* _Set exercise_: Images must not appear in your copy; reproduce every other part of the records exactly.

Entries with figure data:
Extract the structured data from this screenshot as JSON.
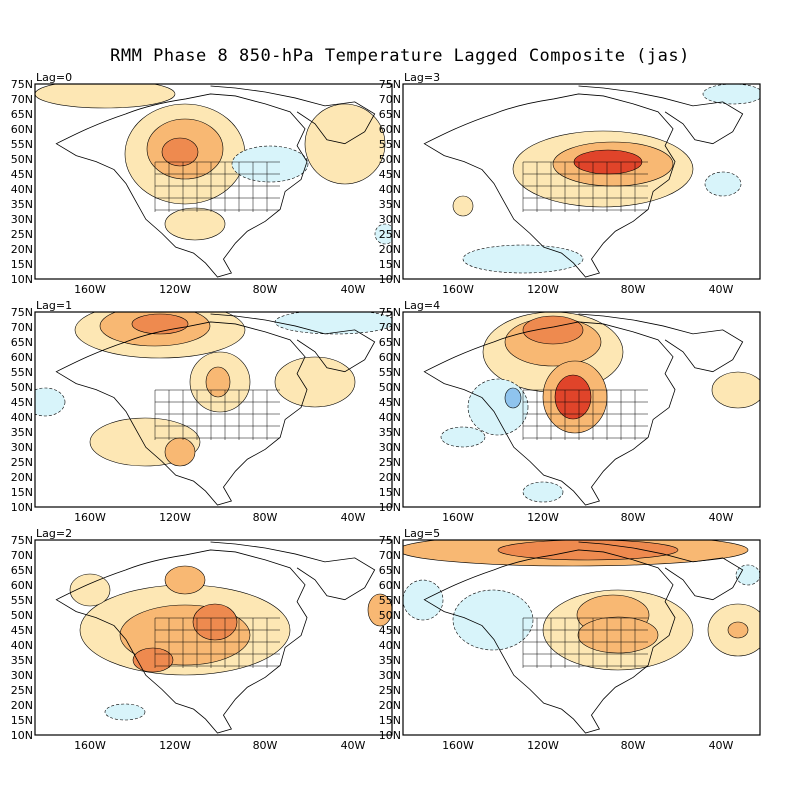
{
  "title": "RMM Phase 8 850-hPa Temperature Lagged Composite (jas)",
  "lat_ticks": [
    "75N",
    "70N",
    "65N",
    "60N",
    "55N",
    "50N",
    "45N",
    "40N",
    "35N",
    "30N",
    "25N",
    "20N",
    "15N",
    "10N"
  ],
  "lon_ticks": [
    "160W",
    "120W",
    "80W",
    "40W"
  ],
  "colors": {
    "warm1": "#fde7b4",
    "warm2": "#f8b873",
    "warm3": "#ee8a4f",
    "warm4": "#e0442a",
    "cool1": "#d8f4fa",
    "cool2": "#8fc4ee",
    "land_line": "#000000"
  },
  "panels": [
    {
      "label": "Lag=0"
    },
    {
      "label": "Lag=3"
    },
    {
      "label": "Lag=1"
    },
    {
      "label": "Lag=4"
    },
    {
      "label": "Lag=2"
    },
    {
      "label": "Lag=5"
    }
  ]
}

* _Result for this task_:
Extract the structured data from this screenshot as JSON.
{
  "title": "RMM Phase 8 850-hPa Temperature Lagged Composite (jas)",
  "lat_ticks": [
    "75N",
    "70N",
    "65N",
    "60N",
    "55N",
    "50N",
    "45N",
    "40N",
    "35N",
    "30N",
    "25N",
    "20N",
    "15N",
    "10N"
  ],
  "lon_ticks": [
    "160W",
    "120W",
    "80W",
    "40W"
  ],
  "colors": {
    "warm1": "#fde7b4",
    "warm2": "#f8b873",
    "warm3": "#ee8a4f",
    "warm4": "#e0442a",
    "cool1": "#d8f4fa",
    "cool2": "#8fc4ee",
    "land_line": "#000000"
  },
  "panels": [
    {
      "label": "Lag=0"
    },
    {
      "label": "Lag=3"
    },
    {
      "label": "Lag=1"
    },
    {
      "label": "Lag=4"
    },
    {
      "label": "Lag=2"
    },
    {
      "label": "Lag=5"
    }
  ]
}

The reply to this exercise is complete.